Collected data
** START **
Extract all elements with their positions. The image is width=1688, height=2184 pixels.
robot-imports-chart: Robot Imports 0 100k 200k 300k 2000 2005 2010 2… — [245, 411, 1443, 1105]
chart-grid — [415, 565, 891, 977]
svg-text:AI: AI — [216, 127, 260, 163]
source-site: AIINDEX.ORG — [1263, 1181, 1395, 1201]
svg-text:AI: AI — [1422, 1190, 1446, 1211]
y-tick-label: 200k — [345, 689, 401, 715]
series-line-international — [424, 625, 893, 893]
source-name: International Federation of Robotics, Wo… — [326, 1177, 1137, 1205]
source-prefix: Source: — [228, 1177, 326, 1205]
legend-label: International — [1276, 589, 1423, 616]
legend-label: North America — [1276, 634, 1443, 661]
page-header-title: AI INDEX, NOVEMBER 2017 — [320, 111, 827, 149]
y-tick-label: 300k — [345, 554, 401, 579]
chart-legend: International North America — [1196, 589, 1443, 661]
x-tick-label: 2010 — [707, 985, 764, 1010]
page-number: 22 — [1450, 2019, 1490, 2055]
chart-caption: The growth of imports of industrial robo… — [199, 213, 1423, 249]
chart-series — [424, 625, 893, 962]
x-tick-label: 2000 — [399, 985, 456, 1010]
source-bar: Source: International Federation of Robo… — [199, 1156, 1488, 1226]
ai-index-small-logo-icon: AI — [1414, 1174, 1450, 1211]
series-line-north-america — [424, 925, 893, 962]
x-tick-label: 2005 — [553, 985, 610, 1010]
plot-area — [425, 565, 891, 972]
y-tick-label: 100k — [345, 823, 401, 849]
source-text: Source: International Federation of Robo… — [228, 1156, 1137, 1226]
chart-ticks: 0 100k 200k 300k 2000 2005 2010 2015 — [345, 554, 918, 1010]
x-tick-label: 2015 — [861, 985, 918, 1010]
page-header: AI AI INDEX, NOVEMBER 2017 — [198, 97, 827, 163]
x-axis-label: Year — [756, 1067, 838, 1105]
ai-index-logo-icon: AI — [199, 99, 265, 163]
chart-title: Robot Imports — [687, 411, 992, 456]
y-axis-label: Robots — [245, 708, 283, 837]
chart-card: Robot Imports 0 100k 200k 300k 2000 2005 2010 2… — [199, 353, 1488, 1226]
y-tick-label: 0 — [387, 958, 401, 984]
** END **
Work instructions: Reproduce the items above line for line, changing nothing.

Written solution:
Extract all elements with their positions. The image is width=1688, height=2184 pixels.
robot-imports-chart: Robot Imports 0 100k 200k 300k 2000 2005 2010 2… — [245, 411, 1443, 1105]
chart-grid — [415, 565, 891, 977]
svg-text:AI: AI — [216, 127, 260, 163]
source-site: AIINDEX.ORG — [1263, 1181, 1395, 1201]
svg-text:AI: AI — [1422, 1190, 1446, 1211]
y-tick-label: 200k — [345, 689, 401, 715]
series-line-international — [424, 625, 893, 893]
source-name: International Federation of Robotics, Wo… — [326, 1177, 1137, 1205]
source-prefix: Source: — [228, 1177, 326, 1205]
legend-label: International — [1276, 589, 1423, 616]
legend-label: North America — [1276, 634, 1443, 661]
page-header-title: AI INDEX, NOVEMBER 2017 — [320, 111, 827, 149]
y-tick-label: 300k — [345, 554, 401, 579]
chart-legend: International North America — [1196, 589, 1443, 661]
x-tick-label: 2010 — [707, 985, 764, 1010]
page-number: 22 — [1450, 2019, 1490, 2055]
chart-caption: The growth of imports of industrial robo… — [199, 213, 1423, 249]
chart-series — [424, 625, 893, 962]
x-tick-label: 2000 — [399, 985, 456, 1010]
source-bar: Source: International Federation of Robo… — [199, 1156, 1488, 1226]
ai-index-small-logo-icon: AI — [1414, 1174, 1450, 1211]
series-line-north-america — [424, 925, 893, 962]
x-tick-label: 2005 — [553, 985, 610, 1010]
plot-area — [425, 565, 891, 972]
y-tick-label: 100k — [345, 823, 401, 849]
source-text: Source: International Federation of Robo… — [228, 1156, 1137, 1226]
chart-ticks: 0 100k 200k 300k 2000 2005 2010 2015 — [345, 554, 918, 1010]
x-tick-label: 2015 — [861, 985, 918, 1010]
page-header: AI AI INDEX, NOVEMBER 2017 — [198, 97, 827, 163]
x-axis-label: Year — [756, 1067, 838, 1105]
ai-index-logo-icon: AI — [199, 99, 265, 163]
chart-title: Robot Imports — [687, 411, 992, 456]
y-axis-label: Robots — [245, 708, 283, 837]
chart-card: Robot Imports 0 100k 200k 300k 2000 2005 2010 2… — [199, 353, 1488, 1226]
y-tick-label: 0 — [387, 958, 401, 984]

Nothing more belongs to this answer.